### Aim of the exercise
Find each line holding "panel" and copy it out.

BEGIN Data extract

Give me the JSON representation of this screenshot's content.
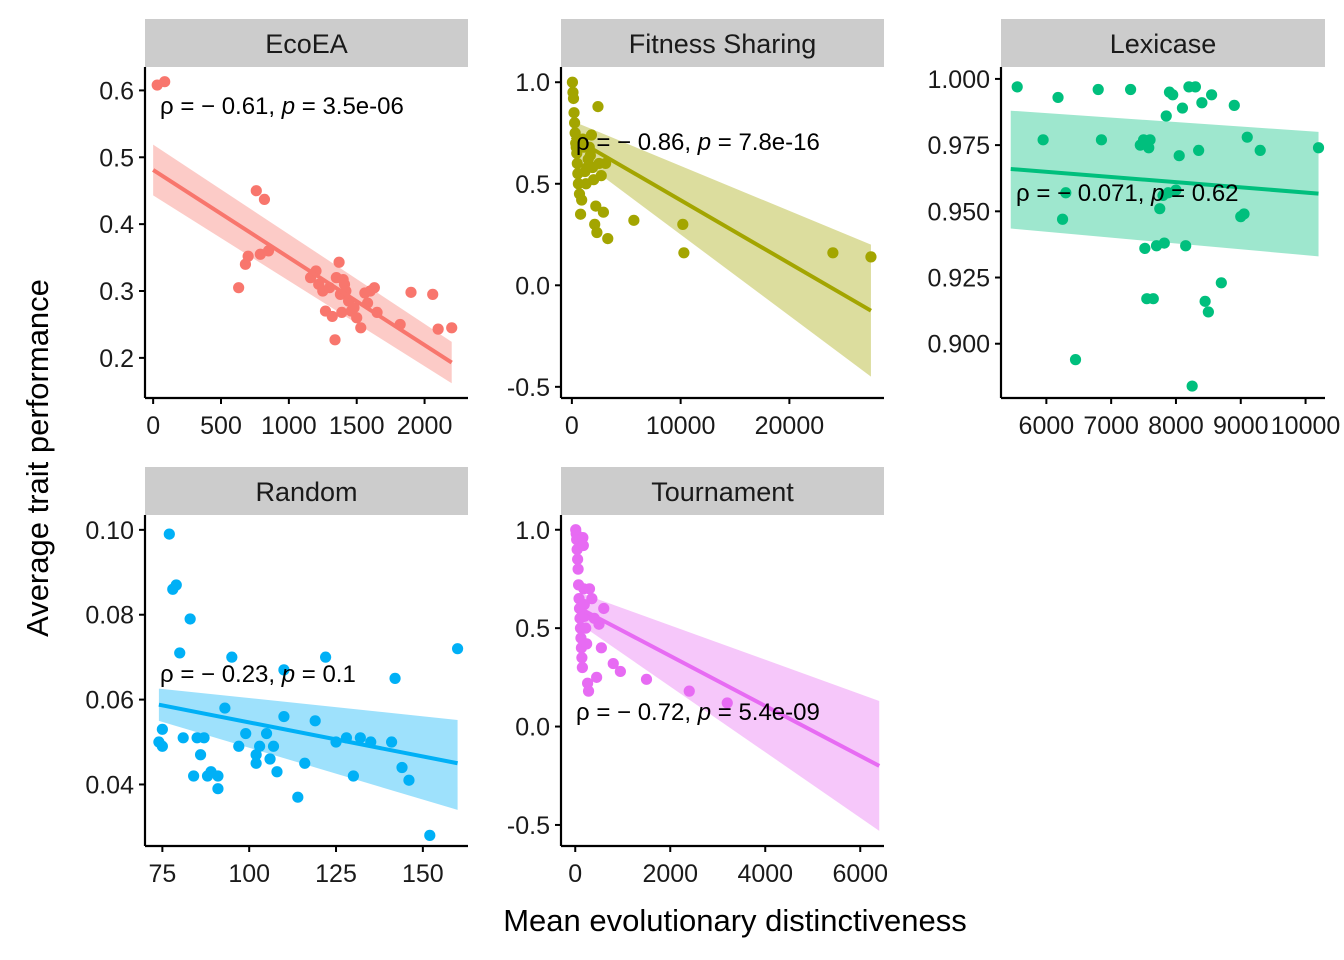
{
  "figure": {
    "xlabel": "Mean evolutionary distinctiveness",
    "ylabel": "Average trait performance",
    "strip_color": "#cccccc"
  },
  "chart_data": [
    {
      "type": "scatter",
      "panel": "EcoEA",
      "color": "#F8766D",
      "xlim": [
        -60,
        2320
      ],
      "ylim": [
        0.14,
        0.635
      ],
      "xticks": [
        0,
        500,
        1000,
        1500,
        2000
      ],
      "yticks": [
        0.2,
        0.3,
        0.4,
        0.5,
        0.6
      ],
      "ytick_labels": [
        "0.2",
        "0.3",
        "0.4",
        "0.5",
        "0.6"
      ],
      "annotation": "ρ = − 0.61, p = 3.5e-06",
      "fit": {
        "x": [
          0,
          2200
        ],
        "y": [
          0.481,
          0.193
        ],
        "ci_lower": [
          0.443,
          0.162
        ],
        "ci_upper": [
          0.519,
          0.224
        ]
      },
      "points": {
        "x": [
          30,
          85,
          630,
          680,
          700,
          760,
          790,
          820,
          850,
          1160,
          1200,
          1220,
          1250,
          1270,
          1300,
          1320,
          1340,
          1350,
          1370,
          1380,
          1390,
          1400,
          1410,
          1420,
          1440,
          1460,
          1480,
          1500,
          1530,
          1560,
          1580,
          1600,
          1630,
          1650,
          1820,
          1900,
          2060,
          2100,
          2200
        ],
        "y": [
          0.608,
          0.613,
          0.305,
          0.34,
          0.352,
          0.45,
          0.355,
          0.437,
          0.36,
          0.32,
          0.33,
          0.31,
          0.3,
          0.27,
          0.305,
          0.262,
          0.227,
          0.32,
          0.343,
          0.295,
          0.268,
          0.317,
          0.31,
          0.3,
          0.285,
          0.27,
          0.275,
          0.26,
          0.245,
          0.297,
          0.282,
          0.3,
          0.305,
          0.268,
          0.25,
          0.298,
          0.295,
          0.243,
          0.245
        ]
      }
    },
    {
      "type": "scatter",
      "panel": "Fitness Sharing",
      "color": "#A3A500",
      "xlim": [
        -1000,
        28700
      ],
      "ylim": [
        -0.555,
        1.075
      ],
      "xticks": [
        0,
        10000,
        20000
      ],
      "yticks": [
        -0.5,
        0.0,
        0.5,
        1.0
      ],
      "ytick_labels": [
        "-0.5",
        "0.0",
        "0.5",
        "1.0"
      ],
      "annotation": "ρ = − 0.86, p = 7.8e-16",
      "fit": {
        "x": [
          0,
          27500
        ],
        "y": [
          0.73,
          -0.125
        ],
        "ci_lower": [
          0.65,
          -0.45
        ],
        "ci_upper": [
          0.81,
          0.2
        ]
      },
      "points": {
        "x": [
          50,
          100,
          150,
          200,
          250,
          300,
          350,
          400,
          450,
          500,
          550,
          600,
          700,
          800,
          900,
          1000,
          1100,
          1200,
          1300,
          1400,
          1500,
          1600,
          1700,
          1800,
          1900,
          2000,
          2100,
          2200,
          2300,
          2400,
          2500,
          2700,
          2900,
          3100,
          3300,
          5700,
          10200,
          10300,
          24000,
          27500
        ],
        "y": [
          1.0,
          0.95,
          0.92,
          0.85,
          0.8,
          0.75,
          0.7,
          0.68,
          0.65,
          0.6,
          0.55,
          0.5,
          0.45,
          0.35,
          0.42,
          0.72,
          0.68,
          0.56,
          0.5,
          0.58,
          0.62,
          0.68,
          0.64,
          0.74,
          0.58,
          0.52,
          0.3,
          0.39,
          0.26,
          0.88,
          0.6,
          0.54,
          0.36,
          0.6,
          0.23,
          0.32,
          0.3,
          0.16,
          0.16,
          0.14
        ]
      }
    },
    {
      "type": "scatter",
      "panel": "Lexicase",
      "color": "#00BF7D",
      "xlim": [
        5300,
        10300
      ],
      "ylim": [
        0.8795,
        1.0045
      ],
      "xticks": [
        6000,
        7000,
        8000,
        9000,
        10000
      ],
      "yticks": [
        0.9,
        0.925,
        0.95,
        0.975,
        1.0
      ],
      "ytick_labels": [
        "0.900",
        "0.925",
        "0.950",
        "0.975",
        "1.000"
      ],
      "annotation": "ρ = − 0.071, p = 0.62",
      "fit": {
        "x": [
          5450,
          10200
        ],
        "y": [
          0.966,
          0.9567
        ],
        "ci_lower": [
          0.9435,
          0.933
        ],
        "ci_upper": [
          0.988,
          0.98
        ]
      },
      "points": {
        "x": [
          5550,
          5950,
          6180,
          6250,
          6300,
          6450,
          6800,
          6850,
          7300,
          7450,
          7500,
          7520,
          7550,
          7580,
          7600,
          7650,
          7700,
          7750,
          7800,
          7820,
          7850,
          7880,
          7900,
          7950,
          8000,
          8050,
          8100,
          8150,
          8200,
          8250,
          8300,
          8350,
          8400,
          8450,
          8500,
          8550,
          8700,
          8900,
          9000,
          9050,
          9100,
          9300,
          10200
        ],
        "y": [
          0.997,
          0.977,
          0.993,
          0.947,
          0.957,
          0.894,
          0.996,
          0.977,
          0.996,
          0.975,
          0.977,
          0.936,
          0.917,
          0.974,
          0.977,
          0.917,
          0.937,
          0.951,
          0.956,
          0.938,
          0.986,
          0.957,
          0.995,
          0.994,
          0.958,
          0.971,
          0.989,
          0.937,
          0.997,
          0.884,
          0.997,
          0.973,
          0.991,
          0.916,
          0.912,
          0.994,
          0.923,
          0.99,
          0.948,
          0.949,
          0.978,
          0.973,
          0.974
        ]
      }
    },
    {
      "type": "scatter",
      "panel": "Random",
      "color": "#00B0F6",
      "xlim": [
        70,
        163
      ],
      "ylim": [
        0.0255,
        0.1035
      ],
      "xticks": [
        75,
        100,
        125,
        150
      ],
      "yticks": [
        0.04,
        0.06,
        0.08,
        0.1
      ],
      "ytick_labels": [
        "0.04",
        "0.06",
        "0.08",
        "0.10"
      ],
      "annotation": "ρ = − 0.23, p = 0.1",
      "fit": {
        "x": [
          74,
          160
        ],
        "y": [
          0.0588,
          0.045
        ],
        "ci_lower": [
          0.055,
          0.034
        ],
        "ci_upper": [
          0.0626,
          0.0552
        ]
      },
      "points": {
        "x": [
          74,
          75,
          75,
          77,
          78,
          79,
          80,
          81,
          83,
          84,
          85,
          86,
          87,
          88,
          89,
          91,
          91,
          93,
          95,
          97,
          99,
          102,
          102,
          103,
          105,
          106,
          107,
          108,
          110,
          110,
          114,
          116,
          119,
          122,
          125,
          128,
          130,
          132,
          135,
          141,
          142,
          144,
          146,
          152,
          160
        ],
        "y": [
          0.05,
          0.049,
          0.053,
          0.099,
          0.086,
          0.087,
          0.071,
          0.051,
          0.079,
          0.042,
          0.051,
          0.047,
          0.051,
          0.042,
          0.043,
          0.039,
          0.042,
          0.058,
          0.07,
          0.049,
          0.052,
          0.047,
          0.045,
          0.049,
          0.052,
          0.046,
          0.049,
          0.043,
          0.067,
          0.056,
          0.037,
          0.045,
          0.055,
          0.07,
          0.05,
          0.051,
          0.042,
          0.051,
          0.05,
          0.05,
          0.065,
          0.044,
          0.041,
          0.028,
          0.072
        ]
      }
    },
    {
      "type": "scatter",
      "panel": "Tournament",
      "color": "#E76BF3",
      "xlim": [
        -300,
        6500
      ],
      "ylim": [
        -0.607,
        1.075
      ],
      "xticks": [
        0,
        2000,
        4000,
        6000
      ],
      "yticks": [
        -0.5,
        0.0,
        0.5,
        1.0
      ],
      "ytick_labels": [
        "-0.5",
        "0.0",
        "0.5",
        "1.0"
      ],
      "annotation": "ρ = − 0.72, p = 5.4e-09",
      "fit": {
        "x": [
          100,
          6400
        ],
        "y": [
          0.6,
          -0.2
        ],
        "ci_lower": [
          0.52,
          -0.53
        ],
        "ci_upper": [
          0.68,
          0.13
        ]
      },
      "points": {
        "x": [
          10,
          20,
          30,
          40,
          50,
          60,
          70,
          80,
          90,
          100,
          110,
          120,
          130,
          140,
          150,
          160,
          170,
          180,
          190,
          200,
          220,
          240,
          260,
          280,
          300,
          350,
          400,
          450,
          500,
          550,
          600,
          800,
          950,
          1500,
          2400,
          3200
        ],
        "y": [
          1.0,
          0.98,
          0.95,
          0.9,
          0.85,
          0.8,
          0.72,
          0.65,
          0.6,
          0.55,
          0.5,
          0.45,
          0.4,
          0.35,
          0.3,
          0.96,
          0.92,
          0.7,
          0.62,
          0.56,
          0.5,
          0.42,
          0.22,
          0.18,
          0.7,
          0.65,
          0.55,
          0.25,
          0.52,
          0.4,
          0.6,
          0.32,
          0.28,
          0.24,
          0.18,
          0.12
        ]
      }
    }
  ]
}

END Data extract

### Result of this exercise
      "panel": "EcoEA",
      "panel": "Fitness Sharing",
      "panel": "Lexicase",
      "panel": "Random",
      "panel": "Tournament",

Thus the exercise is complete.